**The exercise**
Rewrite the rows below, changing every "Text" to "Label" and leaving everything else the same.

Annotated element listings
++++++++

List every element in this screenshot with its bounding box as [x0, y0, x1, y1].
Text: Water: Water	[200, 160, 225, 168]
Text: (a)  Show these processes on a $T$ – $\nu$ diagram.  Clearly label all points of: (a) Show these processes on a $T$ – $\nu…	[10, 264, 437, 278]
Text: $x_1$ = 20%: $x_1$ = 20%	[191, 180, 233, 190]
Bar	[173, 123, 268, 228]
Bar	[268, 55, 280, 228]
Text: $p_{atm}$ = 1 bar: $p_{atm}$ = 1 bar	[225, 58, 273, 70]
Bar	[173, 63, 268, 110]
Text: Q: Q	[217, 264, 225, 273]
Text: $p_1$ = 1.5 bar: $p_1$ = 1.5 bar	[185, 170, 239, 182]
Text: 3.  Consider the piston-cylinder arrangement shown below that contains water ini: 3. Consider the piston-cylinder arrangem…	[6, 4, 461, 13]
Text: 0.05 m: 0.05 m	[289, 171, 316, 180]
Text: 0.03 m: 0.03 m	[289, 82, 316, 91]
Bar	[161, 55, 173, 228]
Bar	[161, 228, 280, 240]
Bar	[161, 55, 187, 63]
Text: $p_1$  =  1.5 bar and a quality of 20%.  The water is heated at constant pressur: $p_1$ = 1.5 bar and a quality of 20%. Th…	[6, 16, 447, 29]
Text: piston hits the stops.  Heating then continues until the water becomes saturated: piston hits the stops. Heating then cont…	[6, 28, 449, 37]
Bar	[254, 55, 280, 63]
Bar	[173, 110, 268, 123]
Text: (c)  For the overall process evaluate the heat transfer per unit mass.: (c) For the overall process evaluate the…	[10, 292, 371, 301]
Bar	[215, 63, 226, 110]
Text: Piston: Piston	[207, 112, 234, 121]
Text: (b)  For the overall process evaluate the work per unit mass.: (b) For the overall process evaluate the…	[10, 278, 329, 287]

++++++++

**Answer below**
List every element in this screenshot with its bounding box as [x0, y0, x1, y1].
Label: Water: Water	[200, 160, 225, 168]
Label: (a)  Show these processes on a $T$ – $\nu$ diagram.  Clearly label all points of: (a) Show these processes on a $T$ – $\nu…	[10, 264, 437, 278]
Label: $x_1$ = 20%: $x_1$ = 20%	[191, 180, 233, 190]
Bar	[173, 123, 268, 228]
Bar	[268, 55, 280, 228]
Label: $p_{atm}$ = 1 bar: $p_{atm}$ = 1 bar	[225, 58, 273, 70]
Bar	[173, 63, 268, 110]
Label: Q: Q	[217, 264, 225, 273]
Label: $p_1$ = 1.5 bar: $p_1$ = 1.5 bar	[185, 170, 239, 182]
Label: 3.  Consider the piston-cylinder arrangement shown below that contains water ini: 3. Consider the piston-cylinder arrangem…	[6, 4, 461, 13]
Label: 0.05 m: 0.05 m	[289, 171, 316, 180]
Label: 0.03 m: 0.03 m	[289, 82, 316, 91]
Bar	[161, 55, 173, 228]
Bar	[161, 228, 280, 240]
Bar	[161, 55, 187, 63]
Label: $p_1$  =  1.5 bar and a quality of 20%.  The water is heated at constant pressur: $p_1$ = 1.5 bar and a quality of 20%. Th…	[6, 16, 447, 29]
Label: piston hits the stops.  Heating then continues until the water becomes saturated: piston hits the stops. Heating then cont…	[6, 28, 449, 37]
Bar	[254, 55, 280, 63]
Bar	[173, 110, 268, 123]
Label: (c)  For the overall process evaluate the heat transfer per unit mass.: (c) For the overall process evaluate the…	[10, 292, 371, 301]
Bar	[215, 63, 226, 110]
Label: Piston: Piston	[207, 112, 234, 121]
Label: (b)  For the overall process evaluate the work per unit mass.: (b) For the overall process evaluate the…	[10, 278, 329, 287]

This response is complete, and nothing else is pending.